------ Provided data ------
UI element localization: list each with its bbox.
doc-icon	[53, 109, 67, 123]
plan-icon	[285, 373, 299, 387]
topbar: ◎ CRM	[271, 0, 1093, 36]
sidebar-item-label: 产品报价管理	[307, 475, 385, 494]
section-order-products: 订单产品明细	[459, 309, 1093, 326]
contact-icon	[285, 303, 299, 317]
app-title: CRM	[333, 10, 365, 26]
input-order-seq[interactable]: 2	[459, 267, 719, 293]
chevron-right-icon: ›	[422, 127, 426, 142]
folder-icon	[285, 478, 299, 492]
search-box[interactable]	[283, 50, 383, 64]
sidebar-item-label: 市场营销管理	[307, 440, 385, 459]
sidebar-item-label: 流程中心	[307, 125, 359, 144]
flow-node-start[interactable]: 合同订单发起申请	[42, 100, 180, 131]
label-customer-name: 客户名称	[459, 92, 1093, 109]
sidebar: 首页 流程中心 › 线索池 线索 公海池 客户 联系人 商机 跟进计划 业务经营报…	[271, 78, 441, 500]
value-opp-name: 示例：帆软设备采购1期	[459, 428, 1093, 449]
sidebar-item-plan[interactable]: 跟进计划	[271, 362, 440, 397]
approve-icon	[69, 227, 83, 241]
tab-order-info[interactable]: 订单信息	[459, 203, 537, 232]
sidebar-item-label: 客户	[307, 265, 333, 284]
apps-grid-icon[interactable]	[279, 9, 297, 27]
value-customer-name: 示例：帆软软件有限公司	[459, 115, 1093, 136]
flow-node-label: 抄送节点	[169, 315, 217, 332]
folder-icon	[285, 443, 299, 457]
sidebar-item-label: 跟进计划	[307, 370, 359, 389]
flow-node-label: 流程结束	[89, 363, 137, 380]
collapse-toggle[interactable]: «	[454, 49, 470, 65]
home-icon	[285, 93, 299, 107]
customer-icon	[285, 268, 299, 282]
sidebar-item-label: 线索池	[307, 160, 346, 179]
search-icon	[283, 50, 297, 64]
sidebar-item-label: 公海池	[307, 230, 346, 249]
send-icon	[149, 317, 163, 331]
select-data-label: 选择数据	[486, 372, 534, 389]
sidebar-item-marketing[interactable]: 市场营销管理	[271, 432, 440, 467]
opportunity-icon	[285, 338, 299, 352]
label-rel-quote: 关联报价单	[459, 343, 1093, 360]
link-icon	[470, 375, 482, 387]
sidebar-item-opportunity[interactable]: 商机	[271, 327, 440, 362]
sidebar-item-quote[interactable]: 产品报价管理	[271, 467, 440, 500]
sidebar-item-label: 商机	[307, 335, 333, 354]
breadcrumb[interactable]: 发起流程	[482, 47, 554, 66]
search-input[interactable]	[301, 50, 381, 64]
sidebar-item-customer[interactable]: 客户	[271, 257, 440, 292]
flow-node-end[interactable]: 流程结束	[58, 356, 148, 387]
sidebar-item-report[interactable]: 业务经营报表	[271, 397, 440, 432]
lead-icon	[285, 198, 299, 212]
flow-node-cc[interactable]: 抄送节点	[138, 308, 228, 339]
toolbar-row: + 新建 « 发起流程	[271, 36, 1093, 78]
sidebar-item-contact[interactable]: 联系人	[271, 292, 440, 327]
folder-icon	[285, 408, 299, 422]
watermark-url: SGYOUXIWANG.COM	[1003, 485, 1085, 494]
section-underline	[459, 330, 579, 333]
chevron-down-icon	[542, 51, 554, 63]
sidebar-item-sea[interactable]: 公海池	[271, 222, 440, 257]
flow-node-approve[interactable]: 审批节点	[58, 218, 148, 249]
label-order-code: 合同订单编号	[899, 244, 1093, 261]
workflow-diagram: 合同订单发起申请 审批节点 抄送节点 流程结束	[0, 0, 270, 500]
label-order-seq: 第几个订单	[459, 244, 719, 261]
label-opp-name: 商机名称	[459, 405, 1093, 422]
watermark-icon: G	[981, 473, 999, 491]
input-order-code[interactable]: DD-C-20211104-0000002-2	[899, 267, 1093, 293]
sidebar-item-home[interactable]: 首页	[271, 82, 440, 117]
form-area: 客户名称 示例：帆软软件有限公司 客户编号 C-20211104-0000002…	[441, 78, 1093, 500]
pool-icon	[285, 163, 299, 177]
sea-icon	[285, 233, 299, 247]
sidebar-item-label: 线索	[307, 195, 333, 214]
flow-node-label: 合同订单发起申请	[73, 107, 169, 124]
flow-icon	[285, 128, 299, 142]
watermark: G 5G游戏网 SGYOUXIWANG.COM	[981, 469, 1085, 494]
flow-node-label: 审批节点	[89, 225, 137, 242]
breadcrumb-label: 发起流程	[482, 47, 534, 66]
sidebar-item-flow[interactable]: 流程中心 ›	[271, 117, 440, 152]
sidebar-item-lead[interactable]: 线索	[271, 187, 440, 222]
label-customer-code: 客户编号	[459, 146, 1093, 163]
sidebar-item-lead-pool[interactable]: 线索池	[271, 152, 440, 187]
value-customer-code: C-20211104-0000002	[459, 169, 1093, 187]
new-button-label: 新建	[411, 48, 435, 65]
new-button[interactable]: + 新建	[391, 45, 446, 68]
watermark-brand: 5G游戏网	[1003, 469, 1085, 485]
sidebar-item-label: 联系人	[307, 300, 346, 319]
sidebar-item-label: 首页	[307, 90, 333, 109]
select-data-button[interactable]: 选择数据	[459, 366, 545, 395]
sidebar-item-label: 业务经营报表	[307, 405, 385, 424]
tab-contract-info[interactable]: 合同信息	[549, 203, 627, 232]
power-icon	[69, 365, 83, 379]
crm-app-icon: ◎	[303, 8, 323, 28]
------
**Exercise requirements**: Can you locate every line in the records containing the string "帆软软件有限公司" and copy each one? Case counts.

**Task output**:
value-customer-name: 示例：帆软软件有限公司	[459, 115, 1093, 136]
form-area: 客户名称 示例：帆软软件有限公司 客户编号 C-20211104-0000002…	[441, 78, 1093, 500]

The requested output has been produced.